** begin DATA SUPPLIED **

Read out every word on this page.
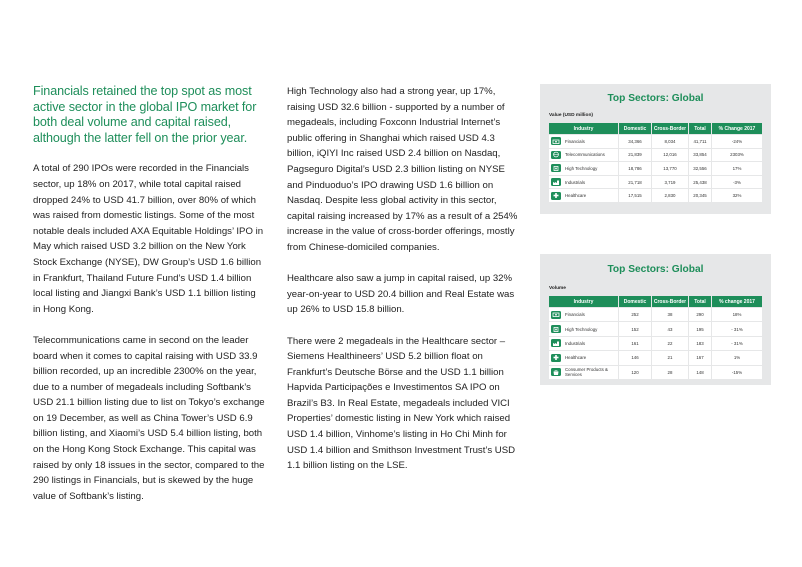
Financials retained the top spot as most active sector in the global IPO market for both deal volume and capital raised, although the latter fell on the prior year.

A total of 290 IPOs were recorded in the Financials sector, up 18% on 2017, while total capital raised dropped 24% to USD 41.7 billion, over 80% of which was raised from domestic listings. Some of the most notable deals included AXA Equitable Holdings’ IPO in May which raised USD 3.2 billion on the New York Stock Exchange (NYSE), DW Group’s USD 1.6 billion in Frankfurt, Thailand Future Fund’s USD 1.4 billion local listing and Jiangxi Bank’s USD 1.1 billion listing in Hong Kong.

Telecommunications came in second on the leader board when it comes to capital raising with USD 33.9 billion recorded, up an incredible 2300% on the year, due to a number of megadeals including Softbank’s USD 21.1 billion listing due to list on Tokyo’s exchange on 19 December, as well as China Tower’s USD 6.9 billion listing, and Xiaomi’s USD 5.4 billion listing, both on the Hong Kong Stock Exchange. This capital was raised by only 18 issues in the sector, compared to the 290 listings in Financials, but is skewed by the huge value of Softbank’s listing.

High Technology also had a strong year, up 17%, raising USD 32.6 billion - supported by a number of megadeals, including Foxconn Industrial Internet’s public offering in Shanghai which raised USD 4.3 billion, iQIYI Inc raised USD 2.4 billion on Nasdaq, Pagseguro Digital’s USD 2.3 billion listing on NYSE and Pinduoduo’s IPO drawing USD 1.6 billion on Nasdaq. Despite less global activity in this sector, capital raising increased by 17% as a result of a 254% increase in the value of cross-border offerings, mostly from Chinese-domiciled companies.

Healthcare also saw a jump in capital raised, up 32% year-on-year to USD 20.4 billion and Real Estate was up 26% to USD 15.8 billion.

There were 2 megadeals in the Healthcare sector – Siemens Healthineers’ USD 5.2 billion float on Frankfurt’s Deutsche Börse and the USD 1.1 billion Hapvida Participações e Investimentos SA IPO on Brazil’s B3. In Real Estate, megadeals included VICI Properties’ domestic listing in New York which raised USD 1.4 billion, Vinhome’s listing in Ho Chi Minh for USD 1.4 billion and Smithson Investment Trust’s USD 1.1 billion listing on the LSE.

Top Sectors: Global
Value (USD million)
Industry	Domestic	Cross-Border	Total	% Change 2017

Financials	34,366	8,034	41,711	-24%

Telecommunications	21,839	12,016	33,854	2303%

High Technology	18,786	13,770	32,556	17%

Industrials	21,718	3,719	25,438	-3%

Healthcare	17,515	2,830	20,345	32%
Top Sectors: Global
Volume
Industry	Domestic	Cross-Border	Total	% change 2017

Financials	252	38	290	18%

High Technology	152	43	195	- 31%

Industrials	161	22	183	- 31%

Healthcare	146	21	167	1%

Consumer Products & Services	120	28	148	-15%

** end DATA SUPPLIED **
** begin DATA SUPPLIED **

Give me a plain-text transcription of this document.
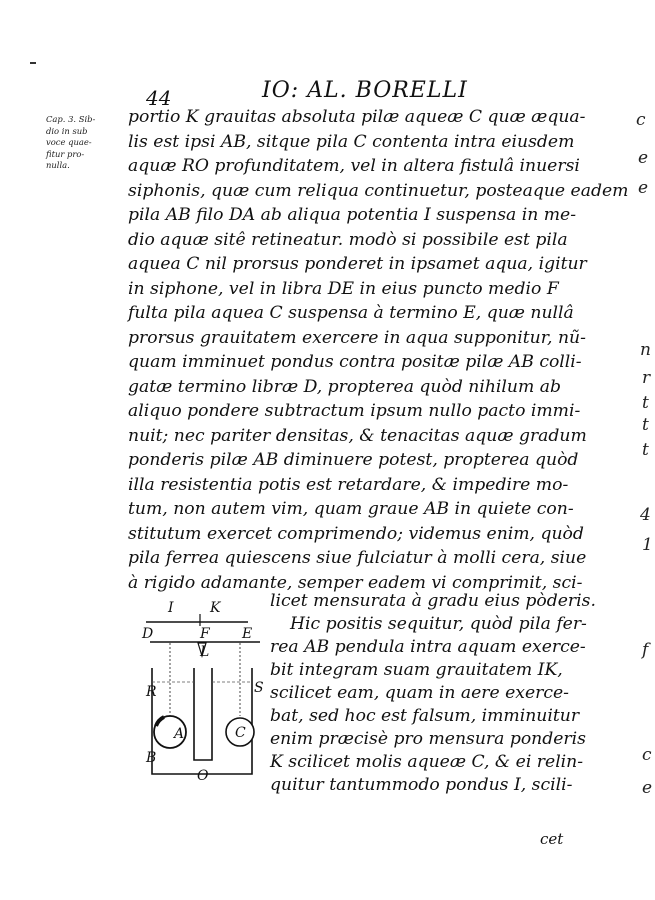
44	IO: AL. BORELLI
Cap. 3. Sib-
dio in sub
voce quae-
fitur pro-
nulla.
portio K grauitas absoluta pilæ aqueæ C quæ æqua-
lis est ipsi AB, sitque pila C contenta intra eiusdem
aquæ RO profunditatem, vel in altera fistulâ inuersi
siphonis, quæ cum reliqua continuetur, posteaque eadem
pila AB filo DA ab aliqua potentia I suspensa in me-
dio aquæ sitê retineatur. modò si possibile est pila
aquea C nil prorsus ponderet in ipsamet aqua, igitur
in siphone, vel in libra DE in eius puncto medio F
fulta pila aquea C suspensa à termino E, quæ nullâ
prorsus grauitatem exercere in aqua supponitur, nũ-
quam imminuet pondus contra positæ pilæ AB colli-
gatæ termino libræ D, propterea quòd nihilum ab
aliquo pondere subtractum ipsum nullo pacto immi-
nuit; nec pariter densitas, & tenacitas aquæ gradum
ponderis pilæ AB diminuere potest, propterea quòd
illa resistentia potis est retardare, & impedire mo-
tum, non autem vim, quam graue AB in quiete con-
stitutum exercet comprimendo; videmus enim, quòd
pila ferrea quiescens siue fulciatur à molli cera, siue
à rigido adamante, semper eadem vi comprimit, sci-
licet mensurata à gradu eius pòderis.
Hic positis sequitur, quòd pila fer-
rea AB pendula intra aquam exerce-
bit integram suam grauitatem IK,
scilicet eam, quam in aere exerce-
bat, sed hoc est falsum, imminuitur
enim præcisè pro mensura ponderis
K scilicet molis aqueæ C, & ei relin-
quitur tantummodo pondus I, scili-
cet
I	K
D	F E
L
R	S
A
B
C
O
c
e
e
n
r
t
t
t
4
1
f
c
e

** end DATA SUPPLIED **
** begin DATA SUPPLIED **

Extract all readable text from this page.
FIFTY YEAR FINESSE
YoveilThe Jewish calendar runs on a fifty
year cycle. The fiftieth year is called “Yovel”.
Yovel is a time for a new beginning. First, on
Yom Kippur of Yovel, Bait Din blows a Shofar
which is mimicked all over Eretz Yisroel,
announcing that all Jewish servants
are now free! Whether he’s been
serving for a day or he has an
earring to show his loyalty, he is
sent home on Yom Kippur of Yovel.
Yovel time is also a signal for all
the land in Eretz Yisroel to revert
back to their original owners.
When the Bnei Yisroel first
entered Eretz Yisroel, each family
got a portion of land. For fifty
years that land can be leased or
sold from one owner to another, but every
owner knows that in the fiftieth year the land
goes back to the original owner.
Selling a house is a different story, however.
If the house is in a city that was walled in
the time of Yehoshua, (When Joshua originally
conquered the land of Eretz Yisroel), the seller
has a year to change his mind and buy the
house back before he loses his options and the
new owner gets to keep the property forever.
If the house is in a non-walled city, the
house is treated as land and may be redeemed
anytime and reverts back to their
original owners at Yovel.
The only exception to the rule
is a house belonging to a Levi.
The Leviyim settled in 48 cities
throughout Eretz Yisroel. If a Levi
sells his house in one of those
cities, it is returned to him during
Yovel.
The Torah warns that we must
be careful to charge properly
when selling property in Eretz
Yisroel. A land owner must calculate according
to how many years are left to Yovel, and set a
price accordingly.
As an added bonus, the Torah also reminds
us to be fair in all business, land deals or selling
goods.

** end DATA SUPPLIED **

PROBLEM
Examine the data above and state how many of its lines contain the word "page", with no further remarks.

COMPLETE RESPONSE
2